▼

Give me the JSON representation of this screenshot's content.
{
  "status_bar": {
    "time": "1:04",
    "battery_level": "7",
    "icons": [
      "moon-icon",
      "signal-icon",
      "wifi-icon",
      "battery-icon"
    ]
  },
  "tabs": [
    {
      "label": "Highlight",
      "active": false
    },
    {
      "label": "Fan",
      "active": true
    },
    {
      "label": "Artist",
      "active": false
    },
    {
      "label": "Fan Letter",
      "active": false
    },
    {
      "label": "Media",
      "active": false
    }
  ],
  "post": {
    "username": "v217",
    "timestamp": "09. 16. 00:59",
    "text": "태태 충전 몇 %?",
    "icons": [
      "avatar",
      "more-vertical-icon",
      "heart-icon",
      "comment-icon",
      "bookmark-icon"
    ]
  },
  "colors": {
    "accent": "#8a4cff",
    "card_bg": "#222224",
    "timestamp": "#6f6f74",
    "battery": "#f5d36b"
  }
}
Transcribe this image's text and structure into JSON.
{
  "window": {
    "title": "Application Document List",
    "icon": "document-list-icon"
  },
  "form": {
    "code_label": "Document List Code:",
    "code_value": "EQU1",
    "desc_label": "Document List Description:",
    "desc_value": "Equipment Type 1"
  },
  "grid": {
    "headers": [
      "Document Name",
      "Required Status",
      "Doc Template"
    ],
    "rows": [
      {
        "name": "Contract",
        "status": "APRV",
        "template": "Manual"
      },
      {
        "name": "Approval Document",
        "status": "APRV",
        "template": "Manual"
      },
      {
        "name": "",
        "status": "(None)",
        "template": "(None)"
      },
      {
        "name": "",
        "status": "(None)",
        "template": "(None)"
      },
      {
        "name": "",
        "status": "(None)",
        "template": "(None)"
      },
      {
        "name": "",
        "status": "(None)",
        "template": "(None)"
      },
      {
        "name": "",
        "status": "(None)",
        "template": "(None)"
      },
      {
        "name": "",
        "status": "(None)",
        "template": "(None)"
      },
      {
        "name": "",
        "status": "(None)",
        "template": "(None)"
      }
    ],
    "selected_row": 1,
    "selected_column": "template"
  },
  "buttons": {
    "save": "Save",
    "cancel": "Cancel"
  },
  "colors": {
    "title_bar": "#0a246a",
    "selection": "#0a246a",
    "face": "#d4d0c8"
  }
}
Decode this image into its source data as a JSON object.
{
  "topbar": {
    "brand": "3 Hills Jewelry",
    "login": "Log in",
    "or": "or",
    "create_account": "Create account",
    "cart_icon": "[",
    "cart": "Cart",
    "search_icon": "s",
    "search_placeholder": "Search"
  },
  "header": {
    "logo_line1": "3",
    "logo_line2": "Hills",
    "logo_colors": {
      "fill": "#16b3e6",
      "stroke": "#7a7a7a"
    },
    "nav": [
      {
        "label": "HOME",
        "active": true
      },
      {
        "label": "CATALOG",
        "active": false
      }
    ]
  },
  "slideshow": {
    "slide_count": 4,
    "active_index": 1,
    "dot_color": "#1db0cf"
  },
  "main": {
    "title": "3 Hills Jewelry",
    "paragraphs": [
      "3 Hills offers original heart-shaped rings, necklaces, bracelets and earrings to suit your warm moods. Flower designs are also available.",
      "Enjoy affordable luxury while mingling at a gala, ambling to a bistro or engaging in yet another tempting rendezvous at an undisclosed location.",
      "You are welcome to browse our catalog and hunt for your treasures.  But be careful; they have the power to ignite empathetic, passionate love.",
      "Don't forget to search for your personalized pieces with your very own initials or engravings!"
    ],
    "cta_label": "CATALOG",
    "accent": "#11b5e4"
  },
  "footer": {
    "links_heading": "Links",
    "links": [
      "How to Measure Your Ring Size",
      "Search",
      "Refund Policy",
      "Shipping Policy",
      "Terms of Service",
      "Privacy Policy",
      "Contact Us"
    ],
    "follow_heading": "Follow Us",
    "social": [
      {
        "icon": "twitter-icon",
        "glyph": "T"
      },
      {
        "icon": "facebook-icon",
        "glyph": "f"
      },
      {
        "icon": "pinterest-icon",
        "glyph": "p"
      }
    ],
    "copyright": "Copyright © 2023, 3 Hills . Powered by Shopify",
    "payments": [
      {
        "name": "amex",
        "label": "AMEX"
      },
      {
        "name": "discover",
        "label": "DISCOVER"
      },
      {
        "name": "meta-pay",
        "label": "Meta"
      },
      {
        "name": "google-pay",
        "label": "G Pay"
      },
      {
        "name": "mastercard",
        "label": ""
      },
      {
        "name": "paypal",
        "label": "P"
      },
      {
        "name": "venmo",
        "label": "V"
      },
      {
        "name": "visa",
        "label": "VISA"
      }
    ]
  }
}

▲

**YOUR OBJECTIVE:**
Transcribe every record above exactly as it appears.

**RESULT:**
Give me the JSON representation of this screenshot's content.
{
  "status_bar": {
    "time": "1:04",
    "battery_level": "7",
    "icons": [
      "moon-icon",
      "signal-icon",
      "wifi-icon",
      "battery-icon"
    ]
  },
  "tabs": [
    {
      "label": "Highlight",
      "active": false
    },
    {
      "label": "Fan",
      "active": true
    },
    {
      "label": "Artist",
      "active": false
    },
    {
      "label": "Fan Letter",
      "active": false
    },
    {
      "label": "Media",
      "active": false
    }
  ],
  "post": {
    "username": "v217",
    "timestamp": "09. 16. 00:59",
    "text": "태태 충전 몇 %?",
    "icons": [
      "avatar",
      "more-vertical-icon",
      "heart-icon",
      "comment-icon",
      "bookmark-icon"
    ]
  },
  "colors": {
    "accent": "#8a4cff",
    "card_bg": "#222224",
    "timestamp": "#6f6f74",
    "battery": "#f5d36b"
  }
}
Transcribe this image's text and structure into JSON.
{
  "window": {
    "title": "Application Document List",
    "icon": "document-list-icon"
  },
  "form": {
    "code_label": "Document List Code:",
    "code_value": "EQU1",
    "desc_label": "Document List Description:",
    "desc_value": "Equipment Type 1"
  },
  "grid": {
    "headers": [
      "Document Name",
      "Required Status",
      "Doc Template"
    ],
    "rows": [
      {
        "name": "Contract",
        "status": "APRV",
        "template": "Manual"
      },
      {
        "name": "Approval Document",
        "status": "APRV",
        "template": "Manual"
      },
      {
        "name": "",
        "status": "(None)",
        "template": "(None)"
      },
      {
        "name": "",
        "status": "(None)",
        "template": "(None)"
      },
      {
        "name": "",
        "status": "(None)",
        "template": "(None)"
      },
      {
        "name": "",
        "status": "(None)",
        "template": "(None)"
      },
      {
        "name": "",
        "status": "(None)",
        "template": "(None)"
      },
      {
        "name": "",
        "status": "(None)",
        "template": "(None)"
      },
      {
        "name": "",
        "status": "(None)",
        "template": "(None)"
      }
    ],
    "selected_row": 1,
    "selected_column": "template"
  },
  "buttons": {
    "save": "Save",
    "cancel": "Cancel"
  },
  "colors": {
    "title_bar": "#0a246a",
    "selection": "#0a246a",
    "face": "#d4d0c8"
  }
}
Decode this image into its source data as a JSON object.
{
  "topbar": {
    "brand": "3 Hills Jewelry",
    "login": "Log in",
    "or": "or",
    "create_account": "Create account",
    "cart_icon": "[",
    "cart": "Cart",
    "search_icon": "s",
    "search_placeholder": "Search"
  },
  "header": {
    "logo_line1": "3",
    "logo_line2": "Hills",
    "logo_colors": {
      "fill": "#16b3e6",
      "stroke": "#7a7a7a"
    },
    "nav": [
      {
        "label": "HOME",
        "active": true
      },
      {
        "label": "CATALOG",
        "active": false
      }
    ]
  },
  "slideshow": {
    "slide_count": 4,
    "active_index": 1,
    "dot_color": "#1db0cf"
  },
  "main": {
    "title": "3 Hills Jewelry",
    "paragraphs": [
      "3 Hills offers original heart-shaped rings, necklaces, bracelets and earrings to suit your warm moods. Flower designs are also available.",
      "Enjoy affordable luxury while mingling at a gala, ambling to a bistro or engaging in yet another tempting rendezvous at an undisclosed location.",
      "You are welcome to browse our catalog and hunt for your treasures.  But be careful; they have the power to ignite empathetic, passionate love.",
      "Don't forget to search for your personalized pieces with your very own initials or engravings!"
    ],
    "cta_label": "CATALOG",
    "accent": "#11b5e4"
  },
  "footer": {
    "links_heading": "Links",
    "links": [
      "How to Measure Your Ring Size",
      "Search",
      "Refund Policy",
      "Shipping Policy",
      "Terms of Service",
      "Privacy Policy",
      "Contact Us"
    ],
    "follow_heading": "Follow Us",
    "social": [
      {
        "icon": "twitter-icon",
        "glyph": "T"
      },
      {
        "icon": "facebook-icon",
        "glyph": "f"
      },
      {
        "icon": "pinterest-icon",
        "glyph": "p"
      }
    ],
    "copyright": "Copyright © 2023, 3 Hills . Powered by Shopify",
    "payments": [
      {
        "name": "amex",
        "label": "AMEX"
      },
      {
        "name": "discover",
        "label": "DISCOVER"
      },
      {
        "name": "meta-pay",
        "label": "Meta"
      },
      {
        "name": "google-pay",
        "label": "G Pay"
      },
      {
        "name": "mastercard",
        "label": ""
      },
      {
        "name": "paypal",
        "label": "P"
      },
      {
        "name": "venmo",
        "label": "V"
      },
      {
        "name": "visa",
        "label": "VISA"
      }
    ]
  }
}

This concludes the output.